◆ **Request**: Every line of the material below should be repeated exactly.

────

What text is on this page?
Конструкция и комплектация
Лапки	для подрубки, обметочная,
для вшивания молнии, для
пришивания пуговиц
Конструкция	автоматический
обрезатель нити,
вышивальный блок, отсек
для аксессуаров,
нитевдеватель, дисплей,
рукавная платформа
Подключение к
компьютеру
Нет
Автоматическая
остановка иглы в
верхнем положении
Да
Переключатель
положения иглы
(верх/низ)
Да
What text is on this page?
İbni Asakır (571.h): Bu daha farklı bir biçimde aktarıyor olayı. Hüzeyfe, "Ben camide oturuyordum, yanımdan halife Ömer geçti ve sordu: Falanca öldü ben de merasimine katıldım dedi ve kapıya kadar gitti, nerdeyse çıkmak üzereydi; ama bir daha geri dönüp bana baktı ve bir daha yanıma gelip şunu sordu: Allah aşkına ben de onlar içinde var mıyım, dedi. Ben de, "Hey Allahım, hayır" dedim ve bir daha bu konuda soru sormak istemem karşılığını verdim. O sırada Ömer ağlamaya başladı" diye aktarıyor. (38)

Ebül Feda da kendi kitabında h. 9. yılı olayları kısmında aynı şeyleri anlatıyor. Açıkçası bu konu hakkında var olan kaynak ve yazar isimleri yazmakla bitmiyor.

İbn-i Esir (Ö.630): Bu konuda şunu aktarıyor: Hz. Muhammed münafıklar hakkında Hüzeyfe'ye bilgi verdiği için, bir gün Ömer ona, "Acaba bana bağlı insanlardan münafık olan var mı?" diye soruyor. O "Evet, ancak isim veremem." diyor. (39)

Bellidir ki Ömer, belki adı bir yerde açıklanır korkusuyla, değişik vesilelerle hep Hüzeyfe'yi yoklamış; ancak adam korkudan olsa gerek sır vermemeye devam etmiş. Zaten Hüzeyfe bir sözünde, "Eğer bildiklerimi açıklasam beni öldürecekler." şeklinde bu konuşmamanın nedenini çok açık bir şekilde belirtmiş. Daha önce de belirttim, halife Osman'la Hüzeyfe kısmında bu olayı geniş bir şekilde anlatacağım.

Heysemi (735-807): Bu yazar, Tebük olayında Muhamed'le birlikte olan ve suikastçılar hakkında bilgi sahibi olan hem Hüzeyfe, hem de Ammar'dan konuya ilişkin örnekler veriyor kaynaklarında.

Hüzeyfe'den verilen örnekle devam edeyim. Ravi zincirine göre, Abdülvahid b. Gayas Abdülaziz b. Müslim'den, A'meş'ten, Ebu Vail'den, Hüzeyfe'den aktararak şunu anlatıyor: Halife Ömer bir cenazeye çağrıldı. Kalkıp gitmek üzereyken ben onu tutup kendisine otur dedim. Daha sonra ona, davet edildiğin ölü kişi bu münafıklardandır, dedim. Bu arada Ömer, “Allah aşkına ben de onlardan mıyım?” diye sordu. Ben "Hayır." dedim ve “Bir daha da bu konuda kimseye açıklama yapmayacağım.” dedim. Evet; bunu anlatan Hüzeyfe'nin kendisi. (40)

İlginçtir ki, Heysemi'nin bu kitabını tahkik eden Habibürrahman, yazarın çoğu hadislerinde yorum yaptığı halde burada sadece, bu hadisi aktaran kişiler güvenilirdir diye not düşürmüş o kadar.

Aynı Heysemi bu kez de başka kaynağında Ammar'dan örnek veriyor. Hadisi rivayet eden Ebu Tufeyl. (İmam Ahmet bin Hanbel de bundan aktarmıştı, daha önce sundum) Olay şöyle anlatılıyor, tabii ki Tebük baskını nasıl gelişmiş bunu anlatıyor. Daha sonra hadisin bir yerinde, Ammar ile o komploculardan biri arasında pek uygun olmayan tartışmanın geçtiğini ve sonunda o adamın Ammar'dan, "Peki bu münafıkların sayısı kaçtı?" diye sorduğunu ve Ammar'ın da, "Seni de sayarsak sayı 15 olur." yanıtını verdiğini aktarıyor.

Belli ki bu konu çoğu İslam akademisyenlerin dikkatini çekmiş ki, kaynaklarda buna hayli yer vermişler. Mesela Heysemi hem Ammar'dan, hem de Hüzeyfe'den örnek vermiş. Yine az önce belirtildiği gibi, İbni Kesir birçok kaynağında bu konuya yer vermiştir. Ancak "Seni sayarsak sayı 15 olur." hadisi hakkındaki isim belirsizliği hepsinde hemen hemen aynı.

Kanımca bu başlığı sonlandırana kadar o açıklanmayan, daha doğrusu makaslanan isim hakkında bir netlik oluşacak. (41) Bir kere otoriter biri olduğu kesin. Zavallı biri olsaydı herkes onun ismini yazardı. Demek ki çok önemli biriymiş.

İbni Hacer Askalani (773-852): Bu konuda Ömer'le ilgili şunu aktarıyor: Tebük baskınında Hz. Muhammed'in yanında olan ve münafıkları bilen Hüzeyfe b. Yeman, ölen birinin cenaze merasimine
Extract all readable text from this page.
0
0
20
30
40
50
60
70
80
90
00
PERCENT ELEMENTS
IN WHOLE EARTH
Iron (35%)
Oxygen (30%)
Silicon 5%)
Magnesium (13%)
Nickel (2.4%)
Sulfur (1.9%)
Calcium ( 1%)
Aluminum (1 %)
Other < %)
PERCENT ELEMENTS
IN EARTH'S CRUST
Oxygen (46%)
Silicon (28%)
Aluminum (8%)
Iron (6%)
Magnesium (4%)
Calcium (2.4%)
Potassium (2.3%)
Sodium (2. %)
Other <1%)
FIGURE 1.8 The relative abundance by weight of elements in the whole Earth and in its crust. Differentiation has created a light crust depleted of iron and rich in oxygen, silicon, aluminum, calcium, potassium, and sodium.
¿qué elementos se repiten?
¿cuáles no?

────

◆ **Full output**:
What text is on this page?
Конструкция и комплектация
Лапки	для подрубки, обметочная,
для вшивания молнии, для
пришивания пуговиц
Конструкция	автоматический
обрезатель нити,
вышивальный блок, отсек
для аксессуаров,
нитевдеватель, дисплей,
рукавная платформа
Подключение к
компьютеру
Нет
Автоматическая
остановка иглы в
верхнем положении
Да
Переключатель
положения иглы
(верх/низ)
Да
What text is on this page?
İbni Asakır (571.h): Bu daha farklı bir biçimde aktarıyor olayı. Hüzeyfe, "Ben camide oturuyordum, yanımdan halife Ömer geçti ve sordu: Falanca öldü ben de merasimine katıldım dedi ve kapıya kadar gitti, nerdeyse çıkmak üzereydi; ama bir daha geri dönüp bana baktı ve bir daha yanıma gelip şunu sordu: Allah aşkına ben de onlar içinde var mıyım, dedi. Ben de, "Hey Allahım, hayır" dedim ve bir daha bu konuda soru sormak istemem karşılığını verdim. O sırada Ömer ağlamaya başladı" diye aktarıyor. (38)

Ebül Feda da kendi kitabında h. 9. yılı olayları kısmında aynı şeyleri anlatıyor. Açıkçası bu konu hakkında var olan kaynak ve yazar isimleri yazmakla bitmiyor.

İbn-i Esir (Ö.630): Bu konuda şunu aktarıyor: Hz. Muhammed münafıklar hakkında Hüzeyfe'ye bilgi verdiği için, bir gün Ömer ona, "Acaba bana bağlı insanlardan münafık olan var mı?" diye soruyor. O "Evet, ancak isim veremem." diyor. (39)

Bellidir ki Ömer, belki adı bir yerde açıklanır korkusuyla, değişik vesilelerle hep Hüzeyfe'yi yoklamış; ancak adam korkudan olsa gerek sır vermemeye devam etmiş. Zaten Hüzeyfe bir sözünde, "Eğer bildiklerimi açıklasam beni öldürecekler." şeklinde bu konuşmamanın nedenini çok açık bir şekilde belirtmiş. Daha önce de belirttim, halife Osman'la Hüzeyfe kısmında bu olayı geniş bir şekilde anlatacağım.

Heysemi (735-807): Bu yazar, Tebük olayında Muhamed'le birlikte olan ve suikastçılar hakkında bilgi sahibi olan hem Hüzeyfe, hem de Ammar'dan konuya ilişkin örnekler veriyor kaynaklarında.

Hüzeyfe'den verilen örnekle devam edeyim. Ravi zincirine göre, Abdülvahid b. Gayas Abdülaziz b. Müslim'den, A'meş'ten, Ebu Vail'den, Hüzeyfe'den aktararak şunu anlatıyor: Halife Ömer bir cenazeye çağrıldı. Kalkıp gitmek üzereyken ben onu tutup kendisine otur dedim. Daha sonra ona, davet edildiğin ölü kişi bu münafıklardandır, dedim. Bu arada Ömer, “Allah aşkına ben de onlardan mıyım?” diye sordu. Ben "Hayır." dedim ve “Bir daha da bu konuda kimseye açıklama yapmayacağım.” dedim. Evet; bunu anlatan Hüzeyfe'nin kendisi. (40)

İlginçtir ki, Heysemi'nin bu kitabını tahkik eden Habibürrahman, yazarın çoğu hadislerinde yorum yaptığı halde burada sadece, bu hadisi aktaran kişiler güvenilirdir diye not düşürmüş o kadar.

Aynı Heysemi bu kez de başka kaynağında Ammar'dan örnek veriyor. Hadisi rivayet eden Ebu Tufeyl. (İmam Ahmet bin Hanbel de bundan aktarmıştı, daha önce sundum) Olay şöyle anlatılıyor, tabii ki Tebük baskını nasıl gelişmiş bunu anlatıyor. Daha sonra hadisin bir yerinde, Ammar ile o komploculardan biri arasında pek uygun olmayan tartışmanın geçtiğini ve sonunda o adamın Ammar'dan, "Peki bu münafıkların sayısı kaçtı?" diye sorduğunu ve Ammar'ın da, "Seni de sayarsak sayı 15 olur." yanıtını verdiğini aktarıyor.

Belli ki bu konu çoğu İslam akademisyenlerin dikkatini çekmiş ki, kaynaklarda buna hayli yer vermişler. Mesela Heysemi hem Ammar'dan, hem de Hüzeyfe'den örnek vermiş. Yine az önce belirtildiği gibi, İbni Kesir birçok kaynağında bu konuya yer vermiştir. Ancak "Seni sayarsak sayı 15 olur." hadisi hakkındaki isim belirsizliği hepsinde hemen hemen aynı.

Kanımca bu başlığı sonlandırana kadar o açıklanmayan, daha doğrusu makaslanan isim hakkında bir netlik oluşacak. (41) Bir kere otoriter biri olduğu kesin. Zavallı biri olsaydı herkes onun ismini yazardı. Demek ki çok önemli biriymiş.

İbni Hacer Askalani (773-852): Bu konuda Ömer'le ilgili şunu aktarıyor: Tebük baskınında Hz. Muhammed'in yanında olan ve münafıkları bilen Hüzeyfe b. Yeman, ölen birinin cenaze merasimine
Extract all readable text from this page.
0
0
20
30
40
50
60
70
80
90
00
PERCENT ELEMENTS
IN WHOLE EARTH
Iron (35%)
Oxygen (30%)
Silicon 5%)
Magnesium (13%)
Nickel (2.4%)
Sulfur (1.9%)
Calcium ( 1%)
Aluminum (1 %)
Other < %)
PERCENT ELEMENTS
IN EARTH'S CRUST
Oxygen (46%)
Silicon (28%)
Aluminum (8%)
Iron (6%)
Magnesium (4%)
Calcium (2.4%)
Potassium (2.3%)
Sodium (2. %)
Other <1%)
FIGURE 1.8 The relative abundance by weight of elements in the whole Earth and in its crust. Differentiation has created a light crust depleted of iron and rich in oxygen, silicon, aluminum, calcium, potassium, and sodium.
¿qué elementos se repiten?
¿cuáles no?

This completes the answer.